Extracts from a graphics dataset
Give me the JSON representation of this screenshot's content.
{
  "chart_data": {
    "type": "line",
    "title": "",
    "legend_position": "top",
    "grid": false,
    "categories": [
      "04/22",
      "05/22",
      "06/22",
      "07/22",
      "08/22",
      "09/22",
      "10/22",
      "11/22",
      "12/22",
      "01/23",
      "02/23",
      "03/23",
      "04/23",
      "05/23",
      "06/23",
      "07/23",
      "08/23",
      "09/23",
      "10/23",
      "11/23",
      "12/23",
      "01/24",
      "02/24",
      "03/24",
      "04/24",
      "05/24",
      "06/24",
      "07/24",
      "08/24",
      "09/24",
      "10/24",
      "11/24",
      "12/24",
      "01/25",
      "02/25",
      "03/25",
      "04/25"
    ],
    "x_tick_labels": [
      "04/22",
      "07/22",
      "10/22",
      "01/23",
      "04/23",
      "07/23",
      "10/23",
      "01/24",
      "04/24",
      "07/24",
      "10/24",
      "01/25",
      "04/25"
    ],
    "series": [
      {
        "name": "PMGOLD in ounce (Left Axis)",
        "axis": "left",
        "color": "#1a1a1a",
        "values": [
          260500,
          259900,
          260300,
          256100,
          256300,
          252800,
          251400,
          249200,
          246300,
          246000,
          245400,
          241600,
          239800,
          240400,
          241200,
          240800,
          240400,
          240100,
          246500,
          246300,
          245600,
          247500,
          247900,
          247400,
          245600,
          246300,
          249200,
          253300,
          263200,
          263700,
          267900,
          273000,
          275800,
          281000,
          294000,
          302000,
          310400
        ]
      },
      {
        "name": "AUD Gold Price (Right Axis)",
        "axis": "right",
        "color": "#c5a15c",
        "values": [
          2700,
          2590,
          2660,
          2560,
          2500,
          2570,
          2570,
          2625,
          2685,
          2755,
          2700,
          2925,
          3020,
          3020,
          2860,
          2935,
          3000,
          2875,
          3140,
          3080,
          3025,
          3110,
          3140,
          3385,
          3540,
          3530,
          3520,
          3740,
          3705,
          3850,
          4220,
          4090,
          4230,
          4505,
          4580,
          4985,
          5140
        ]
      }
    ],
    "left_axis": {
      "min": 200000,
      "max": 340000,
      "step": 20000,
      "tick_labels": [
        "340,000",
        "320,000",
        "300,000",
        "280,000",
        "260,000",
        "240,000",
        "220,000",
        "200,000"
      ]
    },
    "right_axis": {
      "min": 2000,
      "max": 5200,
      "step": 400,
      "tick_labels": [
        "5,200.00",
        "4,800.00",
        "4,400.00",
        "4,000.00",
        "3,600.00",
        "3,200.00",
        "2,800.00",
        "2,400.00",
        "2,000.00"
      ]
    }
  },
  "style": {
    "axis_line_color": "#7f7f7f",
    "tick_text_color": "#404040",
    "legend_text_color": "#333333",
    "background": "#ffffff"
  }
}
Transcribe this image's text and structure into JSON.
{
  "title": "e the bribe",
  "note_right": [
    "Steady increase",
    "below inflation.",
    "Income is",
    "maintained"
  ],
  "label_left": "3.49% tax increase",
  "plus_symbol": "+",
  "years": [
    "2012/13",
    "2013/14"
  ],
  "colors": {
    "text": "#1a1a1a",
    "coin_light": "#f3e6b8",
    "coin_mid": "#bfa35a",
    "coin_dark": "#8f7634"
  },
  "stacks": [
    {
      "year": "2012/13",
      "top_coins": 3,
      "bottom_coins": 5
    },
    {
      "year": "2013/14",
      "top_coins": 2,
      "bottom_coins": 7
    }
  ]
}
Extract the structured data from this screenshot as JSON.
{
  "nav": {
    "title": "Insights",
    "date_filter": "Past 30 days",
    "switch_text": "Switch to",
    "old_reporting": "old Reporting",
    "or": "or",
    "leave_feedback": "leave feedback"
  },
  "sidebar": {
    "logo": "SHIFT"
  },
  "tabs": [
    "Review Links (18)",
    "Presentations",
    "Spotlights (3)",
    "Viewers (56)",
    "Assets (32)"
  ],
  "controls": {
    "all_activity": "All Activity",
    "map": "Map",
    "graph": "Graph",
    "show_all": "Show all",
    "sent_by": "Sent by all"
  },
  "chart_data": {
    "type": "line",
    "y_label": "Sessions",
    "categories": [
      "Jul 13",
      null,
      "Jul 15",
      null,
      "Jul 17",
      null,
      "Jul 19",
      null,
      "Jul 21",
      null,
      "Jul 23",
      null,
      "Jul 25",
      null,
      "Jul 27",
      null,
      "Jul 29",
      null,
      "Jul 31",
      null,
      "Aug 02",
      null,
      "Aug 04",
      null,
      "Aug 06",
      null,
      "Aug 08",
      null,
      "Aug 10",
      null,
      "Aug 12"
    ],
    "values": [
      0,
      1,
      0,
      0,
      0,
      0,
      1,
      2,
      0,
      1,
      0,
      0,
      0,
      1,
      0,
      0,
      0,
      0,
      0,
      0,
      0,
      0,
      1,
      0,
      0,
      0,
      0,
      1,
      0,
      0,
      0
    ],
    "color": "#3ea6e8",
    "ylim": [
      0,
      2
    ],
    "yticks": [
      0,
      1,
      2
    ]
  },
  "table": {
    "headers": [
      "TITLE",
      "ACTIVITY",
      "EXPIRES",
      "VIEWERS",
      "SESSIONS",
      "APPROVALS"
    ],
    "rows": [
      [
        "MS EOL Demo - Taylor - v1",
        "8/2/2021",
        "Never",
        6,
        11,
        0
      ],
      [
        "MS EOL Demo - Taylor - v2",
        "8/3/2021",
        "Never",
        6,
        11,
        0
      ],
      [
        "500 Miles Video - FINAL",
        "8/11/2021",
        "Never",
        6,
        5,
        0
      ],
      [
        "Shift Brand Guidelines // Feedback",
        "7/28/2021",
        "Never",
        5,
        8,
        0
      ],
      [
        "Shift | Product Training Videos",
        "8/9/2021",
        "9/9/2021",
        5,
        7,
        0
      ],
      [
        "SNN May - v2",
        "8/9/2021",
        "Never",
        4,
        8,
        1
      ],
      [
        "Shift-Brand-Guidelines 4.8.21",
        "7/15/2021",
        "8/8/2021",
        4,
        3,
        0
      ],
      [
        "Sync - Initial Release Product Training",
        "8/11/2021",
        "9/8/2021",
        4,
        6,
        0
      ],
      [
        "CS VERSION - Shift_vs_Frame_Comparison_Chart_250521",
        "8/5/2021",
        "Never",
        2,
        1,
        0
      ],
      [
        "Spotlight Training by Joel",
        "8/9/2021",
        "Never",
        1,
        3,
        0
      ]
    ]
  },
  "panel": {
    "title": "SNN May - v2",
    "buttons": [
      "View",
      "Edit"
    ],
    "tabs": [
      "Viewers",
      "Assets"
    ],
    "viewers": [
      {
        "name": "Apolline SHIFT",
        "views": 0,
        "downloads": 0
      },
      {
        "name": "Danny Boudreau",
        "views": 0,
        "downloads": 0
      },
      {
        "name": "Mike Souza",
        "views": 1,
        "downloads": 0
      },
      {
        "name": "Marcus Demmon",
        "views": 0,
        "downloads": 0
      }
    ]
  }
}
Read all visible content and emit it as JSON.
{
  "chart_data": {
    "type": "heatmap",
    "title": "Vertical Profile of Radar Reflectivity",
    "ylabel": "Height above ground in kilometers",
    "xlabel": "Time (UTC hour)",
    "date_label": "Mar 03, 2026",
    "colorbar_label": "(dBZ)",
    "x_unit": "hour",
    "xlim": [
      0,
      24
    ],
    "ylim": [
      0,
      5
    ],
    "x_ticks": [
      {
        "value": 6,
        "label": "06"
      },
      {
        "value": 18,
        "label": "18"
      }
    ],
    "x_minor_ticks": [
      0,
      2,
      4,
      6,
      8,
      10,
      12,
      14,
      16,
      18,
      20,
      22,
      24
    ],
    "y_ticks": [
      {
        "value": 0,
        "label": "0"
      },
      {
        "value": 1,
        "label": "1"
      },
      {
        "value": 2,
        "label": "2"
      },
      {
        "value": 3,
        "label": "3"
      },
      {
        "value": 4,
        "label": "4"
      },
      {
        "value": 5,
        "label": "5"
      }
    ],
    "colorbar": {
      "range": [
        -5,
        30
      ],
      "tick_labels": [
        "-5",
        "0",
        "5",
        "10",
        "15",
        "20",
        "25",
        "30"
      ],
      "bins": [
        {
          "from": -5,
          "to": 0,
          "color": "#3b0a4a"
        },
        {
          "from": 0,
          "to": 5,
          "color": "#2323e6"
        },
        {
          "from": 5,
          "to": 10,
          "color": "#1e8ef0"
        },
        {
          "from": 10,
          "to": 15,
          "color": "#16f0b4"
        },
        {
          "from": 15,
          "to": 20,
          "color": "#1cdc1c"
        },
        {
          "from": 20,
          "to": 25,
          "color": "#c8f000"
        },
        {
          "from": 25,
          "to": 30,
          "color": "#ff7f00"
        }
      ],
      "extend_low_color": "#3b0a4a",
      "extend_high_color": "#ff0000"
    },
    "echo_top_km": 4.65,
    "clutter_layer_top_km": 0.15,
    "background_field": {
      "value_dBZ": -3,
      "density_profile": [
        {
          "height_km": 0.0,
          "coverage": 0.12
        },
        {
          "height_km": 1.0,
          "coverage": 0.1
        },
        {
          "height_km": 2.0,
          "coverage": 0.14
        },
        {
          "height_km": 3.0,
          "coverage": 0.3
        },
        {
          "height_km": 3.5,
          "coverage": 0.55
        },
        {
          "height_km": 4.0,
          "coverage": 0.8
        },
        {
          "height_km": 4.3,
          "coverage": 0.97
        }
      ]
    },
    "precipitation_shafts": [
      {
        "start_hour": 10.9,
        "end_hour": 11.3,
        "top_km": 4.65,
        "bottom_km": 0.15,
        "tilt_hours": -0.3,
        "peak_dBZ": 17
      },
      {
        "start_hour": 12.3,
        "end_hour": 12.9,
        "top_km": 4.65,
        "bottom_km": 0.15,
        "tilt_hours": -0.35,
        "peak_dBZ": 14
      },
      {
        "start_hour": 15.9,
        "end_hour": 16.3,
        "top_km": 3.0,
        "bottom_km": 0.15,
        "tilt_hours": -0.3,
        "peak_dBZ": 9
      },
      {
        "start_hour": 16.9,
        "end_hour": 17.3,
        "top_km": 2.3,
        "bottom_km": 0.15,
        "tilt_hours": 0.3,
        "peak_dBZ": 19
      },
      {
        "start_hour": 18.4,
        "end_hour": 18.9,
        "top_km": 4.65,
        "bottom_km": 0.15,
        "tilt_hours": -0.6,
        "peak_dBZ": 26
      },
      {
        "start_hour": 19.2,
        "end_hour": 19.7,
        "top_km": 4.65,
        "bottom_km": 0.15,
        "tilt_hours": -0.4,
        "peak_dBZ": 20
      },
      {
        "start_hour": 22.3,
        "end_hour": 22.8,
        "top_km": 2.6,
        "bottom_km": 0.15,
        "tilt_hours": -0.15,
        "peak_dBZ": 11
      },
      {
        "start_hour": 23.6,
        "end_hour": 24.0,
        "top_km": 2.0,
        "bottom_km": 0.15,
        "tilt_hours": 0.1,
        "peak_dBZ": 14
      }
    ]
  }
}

# TASK TO CARRY OUT
Identify and list each line with the word "Brand".

# EXERCISE ANSWER
        "Shift Brand Guidelines // Feedback",
        "Shift-Brand-Guidelines 4.8.21",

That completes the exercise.